Page excerpt —
______________________________
I tend to agree with what other people have mentioned, though...  He has your number. If he bucks, push him harder into the canter. Carrying a dressage whip is useful-- if he bucks, whap him one (gently) by your outside leg as if to ask, "pay attention and move forward!". If he bucks again, sit through it and whap him again. Rinse and repeat until he moves FORWARD. He needs to learn that he doesn't get to act out; whether he doesn't want to canter or whether he doesn't like a whip tap, he has to respect his rider.


----------



## existentialpony (Dec 4, 2012)

Roux said:


> So I felt like he needed to "loosen up" and learn to have fun - instead of associating loping with just work. I thought if I could show him that loping could be fun he wouldn't buck at the transition.


This is great advice. I find that especially with arabians, horses tend to get in their own head about everything. If your horse knows that when you ask for a canter, he's not going to like it, you're going to get tense, there will be arguing... he'll hate it every time, even before the confrontation happens!

Something that my guy loves to do is just run around on a loose rein and stretch out forward & down (ha, and it'll do wonders for making your seat more independent!). As a reward at the walk, trot or canter, I will drop my contact and let him stretch out and really move. This is a great de-stressor for him. Why don't you try relaxing and making it fun? Ask him on a loose rein (even if it's not pretty and he runs from the trot into the canter-- it's still a buck-less transition and forward) and just have fun! Plus after all the hoity-toity dressage work we do, I feel like a cowboy thundering around the arena barely neck reining and it's quite fun. :lol:


----------



## hamlette (Jul 15, 2013)

Do you think this is something he's learned from previous owners? I'm just asking because when I bought him I had a lot of bad habits to deal with... rubbing his bridle on any hard surface he could get close enough to, bucking and threatening to rear near the barn so he could get away from work, screaming his head off when we worked alone, refusing to move forward, bolting... all of these things have more or less been corrected, with only rare relapses. He has begun to respect me much faster than I expected, which makes me happy. Now we walk and trot forward willingly and behave both in the arena and on trail.

However, this cantering issue gets me... do you think these bucking fits before the canter are another one of his nasty bad habits? Sigh... I just want to make sure I'm teaching him fairly and correctly.


----------



## waresbear (Jun 18, 2011)

This is an old thread, the original poster hasn't been on this forum in many years.


----------
______________________________
Instructions —
(a) From the horse forum thread, extract the passage that begins at the words "## hamlette (Jul" and stops after the words "and on trail.".
(b) Copy the entries word for word from their first line through the line containing "List each element", including that line, and leave out the pictures.
______________________________
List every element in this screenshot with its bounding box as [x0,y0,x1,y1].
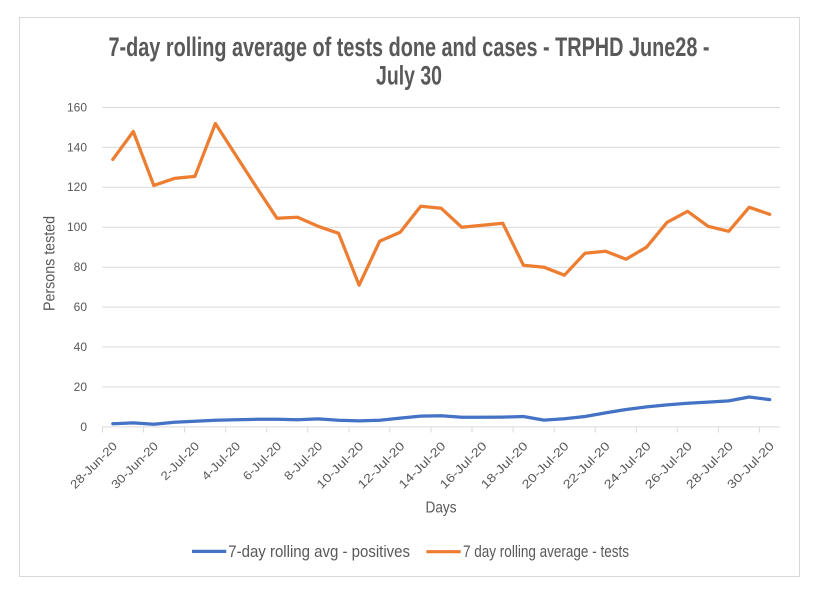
svg-text:140: 140 [67,140,87,154]
svg-text:160: 160 [67,100,87,114]
svg-text:120: 120 [67,180,87,194]
svg-text:100: 100 [67,220,87,234]
svg-text:7-day rolling average of tests: 7-day rolling average of tests done and … [109,32,710,62]
svg-text:60: 60 [74,300,88,314]
svg-text:7 day rolling average - tests: 7 day rolling average - tests [463,542,629,561]
svg-text:Persons tested: Persons tested [42,216,59,311]
svg-text:Days: Days [426,500,457,517]
svg-text:20: 20 [74,380,88,394]
svg-text:40: 40 [74,340,88,354]
svg-text:July 30: July 30 [376,61,442,91]
svg-text:80: 80 [74,260,88,274]
svg-text:7-day rolling avg - positives: 7-day rolling avg - positives [228,542,410,561]
svg-text:0: 0 [80,420,87,434]
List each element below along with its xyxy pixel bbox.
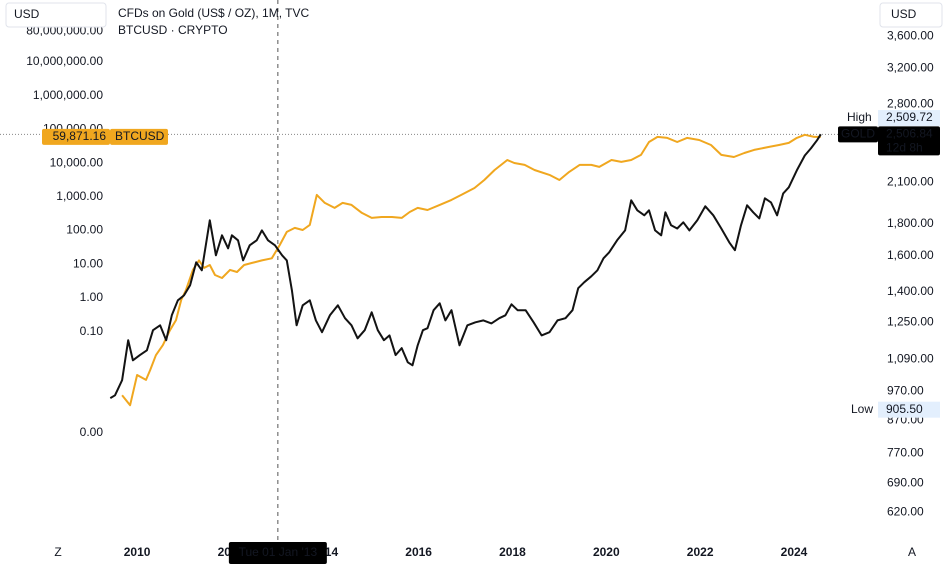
x-tick-label: 2020 [593,545,620,559]
y2-tick-label: 620.00 [887,504,924,518]
unit-box [879,2,943,28]
y2-tick-label: 1,800.00 [887,216,934,230]
y2-tick-label: 3,200.00 [887,61,934,75]
legend-entry: CFDs on Gold (US$ / OZ), 1M, TVC [118,6,309,20]
low-label: 905.50 [886,402,923,416]
y2-tick-label: 1,250.00 [887,315,934,329]
auto-scale-button[interactable]: A [908,545,916,559]
y-tick-label: 0.10 [80,324,104,338]
series-label: BTCUSD [115,129,165,143]
zoom-button[interactable]: Z [54,545,61,559]
low-name: Low [851,402,873,416]
high-label: 2,509.72 [886,110,933,124]
x-tick-label: 2010 [124,545,151,559]
x-tick-label: 2024 [781,545,808,559]
x-tick-label: 2022 [687,545,714,559]
y-tick-label: 1,000.00 [56,189,103,203]
x-tick-label: 2016 [405,545,432,559]
high-name: High [847,110,872,124]
line [121,133,821,407]
y-tick-label: 1.00 [80,290,104,304]
y2-tick-label: 2,800.00 [887,97,934,111]
y-tick-label: 10,000,000.00 [26,54,103,68]
crosshair-label-box [228,542,327,564]
unit-box [5,2,107,28]
series-label-box [838,126,878,143]
y2-tick-label: 1,400.00 [887,284,934,298]
y-tick-label: 1,000,000.00 [33,88,103,102]
price-label: 2,506.84 [886,127,933,141]
y2-tick-label: 770.00 [887,446,924,460]
y-tick-label: 100.00 [66,223,103,237]
high-box [878,110,940,127]
price-label-box [42,128,110,145]
x-tick-label: 2018 [499,545,526,559]
y2-tick-label: 690.00 [887,475,924,489]
series-label: GOLD [841,127,875,141]
price-label-box [878,126,940,156]
legend-entry: BTCUSD · CRYPTO [118,23,228,37]
y2-tick-label: 1,600.00 [887,248,934,262]
y-tick-label: 10,000.00 [50,155,104,169]
unit-label: USD [14,7,40,21]
low-box [878,401,940,418]
y2-tick-label: 1,090.00 [887,352,934,366]
y2-tick-label: 2,100.00 [887,174,934,188]
crosshair-label: Tue 01 Jan '13 [239,545,318,559]
price-label: 59,871.16 [53,129,107,143]
y-tick-label: 10.00 [73,256,103,270]
y2-tick-label: 3,600.00 [887,29,934,43]
series-label-box [110,128,168,145]
countdown: 12d 8h [886,141,923,155]
y2-tick-label: 970.00 [887,383,924,397]
y-tick-label: 0.00 [80,425,104,439]
unit-label: USD [891,7,917,21]
line [109,133,822,399]
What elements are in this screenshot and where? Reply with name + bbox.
______________________________
Outputs by task —
(a)
## hamlette (Jul 15, 2013)

Do you think this is something he's learned from previous owners? I'm just asking because when I bought him I had a lot of bad habits to deal with... rubbing his bridle on any hard surface he could get close enough to, bucking and threatening to rear near the barn so he could get away from work, screaming his head off when we worked alone, refusing to move forward, bolting... all of these things have more or less been corrected, with only rare relapses. He has begun to respect me much faster than I expected, which makes me happy. Now we walk and trot forward willingly and behave both in the arena and on trail.

(b)
List every element in this screenshot with its bounding box as [x0,y0,x1,y1].
svg-text:140: 140 [67,140,87,154]
svg-text:160: 160 [67,100,87,114]
svg-text:120: 120 [67,180,87,194]
svg-text:100: 100 [67,220,87,234]
svg-text:7-day rolling average of tests: 7-day rolling average of tests done and … [109,32,710,62]
svg-text:60: 60 [74,300,88,314]
svg-text:7 day rolling average - tests: 7 day rolling average - tests [463,542,629,561]
svg-text:Persons tested: Persons tested [42,216,59,311]
svg-text:Days: Days [426,500,457,517]
svg-text:20: 20 [74,380,88,394]
svg-text:40: 40 [74,340,88,354]
svg-text:July 30: July 30 [376,61,442,91]
svg-text:80: 80 [74,260,88,274]
svg-text:7-day rolling avg - positives: 7-day rolling avg - positives [228,542,410,561]
svg-text:0: 0 [80,420,87,434]
List each element below along with its xyxy pixel bbox.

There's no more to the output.